§ What you have to do: In the material below, identify each line bearing the word "data". Reproduce those lines.

§ Supplied entries:
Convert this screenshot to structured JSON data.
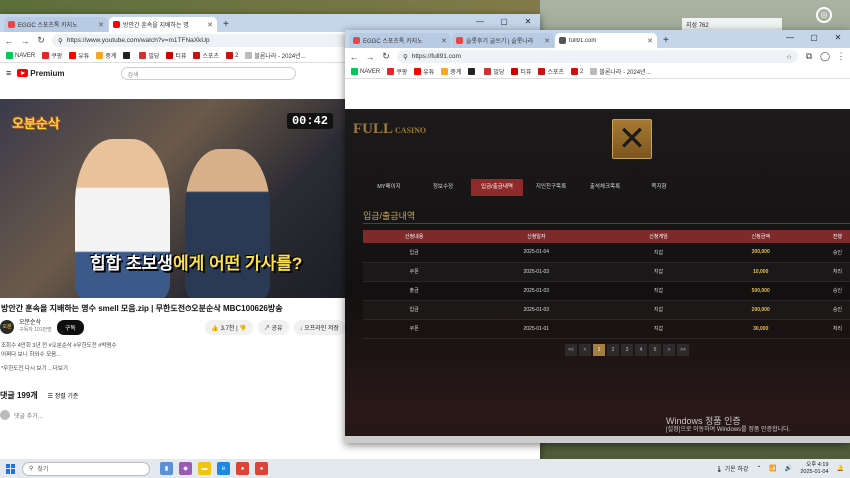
{
  "desktop": {
    "weather_label": "지성 762",
    "watermark_title": "Windows 정품 인증",
    "watermark_sub": "[설정]으로 이동하여 Windows를 정품 인증합니다."
  },
  "yt_window": {
    "tabs": [
      {
        "label": "EGGC 스포츠톡 카지노",
        "icon_color": "#e44"
      },
      {
        "label": "방안간 훈속을 지배하는 명",
        "icon_color": "#f00"
      }
    ],
    "url": "https://www.youtube.com/watch?v=m1TFNaXkUp",
    "bookmarks": [
      {
        "label": "NAVER",
        "color": "#03c75a"
      },
      {
        "label": "쿠팡",
        "color": "#e52528"
      },
      {
        "label": "유튜",
        "color": "#f00"
      },
      {
        "label": "중계",
        "color": "#f5a623"
      },
      {
        "label": "",
        "color": "#222"
      },
      {
        "label": "밀당",
        "color": "#c33"
      },
      {
        "label": "티퓨",
        "color": "#c00"
      },
      {
        "label": "스포츠",
        "color": "#c11"
      },
      {
        "label": "2",
        "color": "#c11"
      },
      {
        "label": "블론나라 - 2024년...",
        "color": "#bbb"
      }
    ],
    "premium_label": "Premium",
    "search_placeholder": "검색",
    "video": {
      "logo_text": "오분순삭",
      "timer": "00:42",
      "subtitle_plain": "힙합 초보생",
      "subtitle_highlight": "에게 어떤 가사를?"
    },
    "title": "방안간 훈속을 지배하는 명수 smell 모음.zip | 무한도전⏱오분순삭 MBC100626방송",
    "channel_name": "오분순삭",
    "channel_subs": "구독자 101만명",
    "subscribe": "구독",
    "likes": "3.7천",
    "share": "공유",
    "offline": "오프라인 저장",
    "desc_line1": "조회수 4만회  3년 전  #오분순삭 #무한도전 #박명수",
    "desc_line2": "어쩌다 보니 하와수 모음...",
    "desc_line3": "*무한도전 다시 보기 ...더보기",
    "comments_count": "댓글 199개",
    "sort_label": "정렬 기준",
    "add_comment": "댓글 추가..."
  },
  "casino_window": {
    "tabs": [
      {
        "label": "EGGC 스포츠톡 카지노",
        "icon_color": "#e44"
      },
      {
        "label": "슬롯후기 글쓰기 | 슬롯나라",
        "icon_color": "#e44"
      },
      {
        "label": "full91.com",
        "icon_color": "#555"
      }
    ],
    "url": "https://full91.com",
    "logo_main": "FULL",
    "logo_sub": "CASINO",
    "nav": [
      "MY페이지",
      "정보수정",
      "입금/출금내역",
      "지인친구목록",
      "출석체크목록",
      "쪽지함"
    ],
    "active_nav": 2,
    "section_title": "입금/출금내역",
    "columns": [
      "신청내용",
      "신청일자",
      "신청게임",
      "신청금액",
      "진행"
    ],
    "rows": [
      {
        "type": "입금",
        "date": "2025-01-04",
        "game": "지갑",
        "amount": "300,000",
        "status": "승인"
      },
      {
        "type": "쿠폰",
        "date": "2025-01-03",
        "game": "지갑",
        "amount": "10,000",
        "status": "처리"
      },
      {
        "type": "출금",
        "date": "2025-01-03",
        "game": "지갑",
        "amount": "500,000",
        "status": "승인"
      },
      {
        "type": "입금",
        "date": "2025-01-03",
        "game": "지갑",
        "amount": "200,000",
        "status": "승인"
      },
      {
        "type": "쿠폰",
        "date": "2025-01-01",
        "game": "지갑",
        "amount": "30,000",
        "status": "처리"
      }
    ],
    "pager": [
      "<<",
      "<",
      "1",
      "2",
      "3",
      "4",
      "5",
      ">",
      ">>"
    ],
    "current_page": "1"
  },
  "taskbar": {
    "search_placeholder": "찾기",
    "apps": [
      {
        "name": "files-app",
        "color": "#5b8fd6",
        "glyph": "▮"
      },
      {
        "name": "store-app",
        "color": "#9b59b6",
        "glyph": "◆"
      },
      {
        "name": "notes-app",
        "color": "#f1c40f",
        "glyph": "▬"
      },
      {
        "name": "edge-app",
        "color": "#1e88e5",
        "glyph": "e"
      },
      {
        "name": "chrome-app",
        "color": "#db4437",
        "glyph": "●"
      },
      {
        "name": "chrome2-app",
        "color": "#db4437",
        "glyph": "●"
      }
    ],
    "weather": "기온 하강",
    "time": "오후 4:19",
    "date": "2025-01-04"
  }
}
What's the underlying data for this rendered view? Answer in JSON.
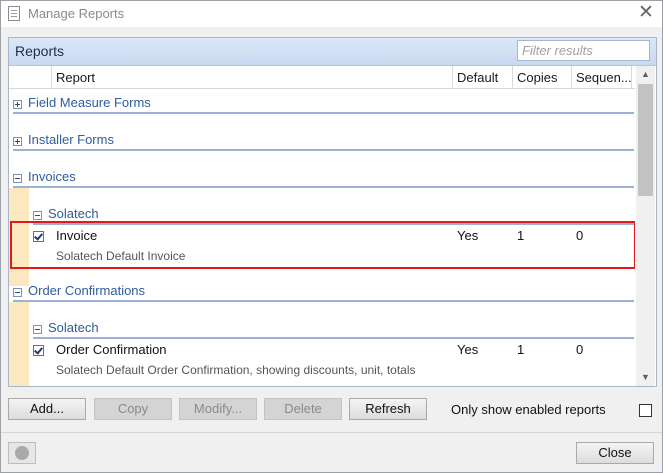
{
  "window": {
    "title": "Manage Reports",
    "close_glyph": "✕"
  },
  "panel": {
    "title": "Reports",
    "filter_placeholder": "Filter results"
  },
  "columns": {
    "report": "Report",
    "default": "Default",
    "copies": "Copies",
    "sequence": "Sequen..."
  },
  "groups": {
    "field_measure": "Field Measure Forms",
    "installer": "Installer Forms",
    "invoices": "Invoices",
    "invoices_vendor": "Solatech",
    "order_confirmations": "Order Confirmations",
    "order_vendor": "Solatech"
  },
  "items": {
    "invoice": {
      "name": "Invoice",
      "description": "Solatech Default Invoice",
      "default": "Yes",
      "copies": "1",
      "sequence": "0",
      "checked": true
    },
    "order_confirmation": {
      "name": "Order Confirmation",
      "description": "Solatech Default Order Confirmation, showing discounts, unit, totals",
      "default": "Yes",
      "copies": "1",
      "sequence": "0",
      "checked": true
    }
  },
  "scrollbar": {
    "up_glyph": "▲",
    "down_glyph": "▼"
  },
  "buttons": {
    "add": "Add...",
    "copy": "Copy",
    "modify": "Modify...",
    "delete": "Delete",
    "refresh": "Refresh",
    "close": "Close"
  },
  "options": {
    "only_enabled_label": "Only show enabled reports",
    "only_enabled_checked": false
  },
  "colors": {
    "highlight": "#e0191b",
    "group_text": "#2e5c9e",
    "indent_band": "#fbe8bf"
  }
}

§ Full answer:
Convert this screenshot to structured JSON data.
What's the underlying data for this rendered view? Answer in JSON.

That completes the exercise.